-- GOAL OF THE EXERCISE --
Check every line below for the word "footer" and copy each one that has it.

-- MATERIAL TO PROCESS --
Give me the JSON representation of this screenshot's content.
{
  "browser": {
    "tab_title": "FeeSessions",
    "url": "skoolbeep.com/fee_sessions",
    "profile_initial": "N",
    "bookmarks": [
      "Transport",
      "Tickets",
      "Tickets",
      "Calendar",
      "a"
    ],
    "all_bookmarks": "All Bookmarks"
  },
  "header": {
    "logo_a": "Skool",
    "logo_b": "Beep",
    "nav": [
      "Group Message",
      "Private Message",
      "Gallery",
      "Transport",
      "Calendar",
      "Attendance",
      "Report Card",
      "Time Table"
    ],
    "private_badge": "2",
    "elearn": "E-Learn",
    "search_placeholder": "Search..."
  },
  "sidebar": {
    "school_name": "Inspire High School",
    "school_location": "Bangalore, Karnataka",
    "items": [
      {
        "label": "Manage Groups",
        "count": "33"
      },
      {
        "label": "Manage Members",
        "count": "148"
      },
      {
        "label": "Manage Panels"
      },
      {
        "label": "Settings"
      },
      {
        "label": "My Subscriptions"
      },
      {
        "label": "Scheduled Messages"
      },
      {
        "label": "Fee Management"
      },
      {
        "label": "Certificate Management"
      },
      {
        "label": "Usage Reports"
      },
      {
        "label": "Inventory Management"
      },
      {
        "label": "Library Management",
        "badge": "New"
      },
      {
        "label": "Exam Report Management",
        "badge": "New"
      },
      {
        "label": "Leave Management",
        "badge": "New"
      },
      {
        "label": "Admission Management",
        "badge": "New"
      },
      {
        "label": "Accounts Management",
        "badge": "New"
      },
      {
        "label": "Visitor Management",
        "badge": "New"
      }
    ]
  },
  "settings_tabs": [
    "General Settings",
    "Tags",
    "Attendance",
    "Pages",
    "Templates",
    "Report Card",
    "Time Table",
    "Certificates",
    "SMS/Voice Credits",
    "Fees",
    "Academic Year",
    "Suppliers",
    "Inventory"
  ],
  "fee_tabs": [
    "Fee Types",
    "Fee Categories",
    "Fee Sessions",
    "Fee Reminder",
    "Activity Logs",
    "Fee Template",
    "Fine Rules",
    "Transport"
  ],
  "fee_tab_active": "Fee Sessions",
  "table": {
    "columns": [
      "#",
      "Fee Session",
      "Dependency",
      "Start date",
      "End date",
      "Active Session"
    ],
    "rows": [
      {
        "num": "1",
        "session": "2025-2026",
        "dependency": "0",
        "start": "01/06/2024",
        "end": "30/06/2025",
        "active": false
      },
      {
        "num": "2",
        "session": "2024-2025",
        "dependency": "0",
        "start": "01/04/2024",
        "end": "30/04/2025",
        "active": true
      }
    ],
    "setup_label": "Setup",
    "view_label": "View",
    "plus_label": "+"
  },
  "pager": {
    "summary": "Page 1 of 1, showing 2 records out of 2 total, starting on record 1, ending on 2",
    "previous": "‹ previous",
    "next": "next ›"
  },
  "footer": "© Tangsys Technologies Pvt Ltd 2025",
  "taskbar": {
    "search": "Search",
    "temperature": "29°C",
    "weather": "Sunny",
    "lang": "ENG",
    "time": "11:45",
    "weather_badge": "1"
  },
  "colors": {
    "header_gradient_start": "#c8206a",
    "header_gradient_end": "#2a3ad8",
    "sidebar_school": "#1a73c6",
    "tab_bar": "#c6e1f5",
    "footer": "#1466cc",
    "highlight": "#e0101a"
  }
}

-- EXERCISE SOLUTION --
  "footer": "© Tangsys Technologies Pvt Ltd 2025",
    "footer": "#1466cc",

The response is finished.